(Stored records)
start
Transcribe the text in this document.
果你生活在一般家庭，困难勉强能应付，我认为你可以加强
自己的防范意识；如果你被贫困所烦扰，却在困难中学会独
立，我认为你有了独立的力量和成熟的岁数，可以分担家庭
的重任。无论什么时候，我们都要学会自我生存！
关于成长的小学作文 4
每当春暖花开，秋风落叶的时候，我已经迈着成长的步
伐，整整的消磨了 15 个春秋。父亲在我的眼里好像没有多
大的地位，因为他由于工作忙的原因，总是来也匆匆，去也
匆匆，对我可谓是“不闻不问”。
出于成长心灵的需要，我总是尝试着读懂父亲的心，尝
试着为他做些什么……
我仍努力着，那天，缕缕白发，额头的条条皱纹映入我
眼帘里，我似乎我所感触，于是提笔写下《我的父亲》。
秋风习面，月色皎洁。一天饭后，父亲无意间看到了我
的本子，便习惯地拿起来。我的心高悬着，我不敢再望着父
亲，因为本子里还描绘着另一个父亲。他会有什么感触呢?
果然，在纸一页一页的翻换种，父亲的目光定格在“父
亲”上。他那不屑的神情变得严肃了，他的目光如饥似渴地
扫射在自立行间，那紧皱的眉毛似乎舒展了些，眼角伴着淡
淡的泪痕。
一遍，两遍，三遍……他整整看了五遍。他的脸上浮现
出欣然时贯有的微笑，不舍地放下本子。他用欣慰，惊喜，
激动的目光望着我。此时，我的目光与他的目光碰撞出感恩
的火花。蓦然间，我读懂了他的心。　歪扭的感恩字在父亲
end
▶ **Written request**
Output the records exactly, including every line.

▶ **Answer below**
Transcribe the text in this document.
果你生活在一般家庭，困难勉强能应付，我认为你可以加强
自己的防范意识；如果你被贫困所烦扰，却在困难中学会独
立，我认为你有了独立的力量和成熟的岁数，可以分担家庭
的重任。无论什么时候，我们都要学会自我生存！
关于成长的小学作文 4
每当春暖花开，秋风落叶的时候，我已经迈着成长的步
伐，整整的消磨了 15 个春秋。父亲在我的眼里好像没有多
大的地位，因为他由于工作忙的原因，总是来也匆匆，去也
匆匆，对我可谓是“不闻不问”。
出于成长心灵的需要，我总是尝试着读懂父亲的心，尝
试着为他做些什么……
我仍努力着，那天，缕缕白发，额头的条条皱纹映入我
眼帘里，我似乎我所感触，于是提笔写下《我的父亲》。
秋风习面，月色皎洁。一天饭后，父亲无意间看到了我
的本子，便习惯地拿起来。我的心高悬着，我不敢再望着父
亲，因为本子里还描绘着另一个父亲。他会有什么感触呢?
果然，在纸一页一页的翻换种，父亲的目光定格在“父
亲”上。他那不屑的神情变得严肃了，他的目光如饥似渴地
扫射在自立行间，那紧皱的眉毛似乎舒展了些，眼角伴着淡
淡的泪痕。
一遍，两遍，三遍……他整整看了五遍。他的脸上浮现
出欣然时贯有的微笑，不舍地放下本子。他用欣慰，惊喜，
激动的目光望着我。此时，我的目光与他的目光碰撞出感恩
的火花。蓦然间，我读懂了他的心。　歪扭的感恩字在父亲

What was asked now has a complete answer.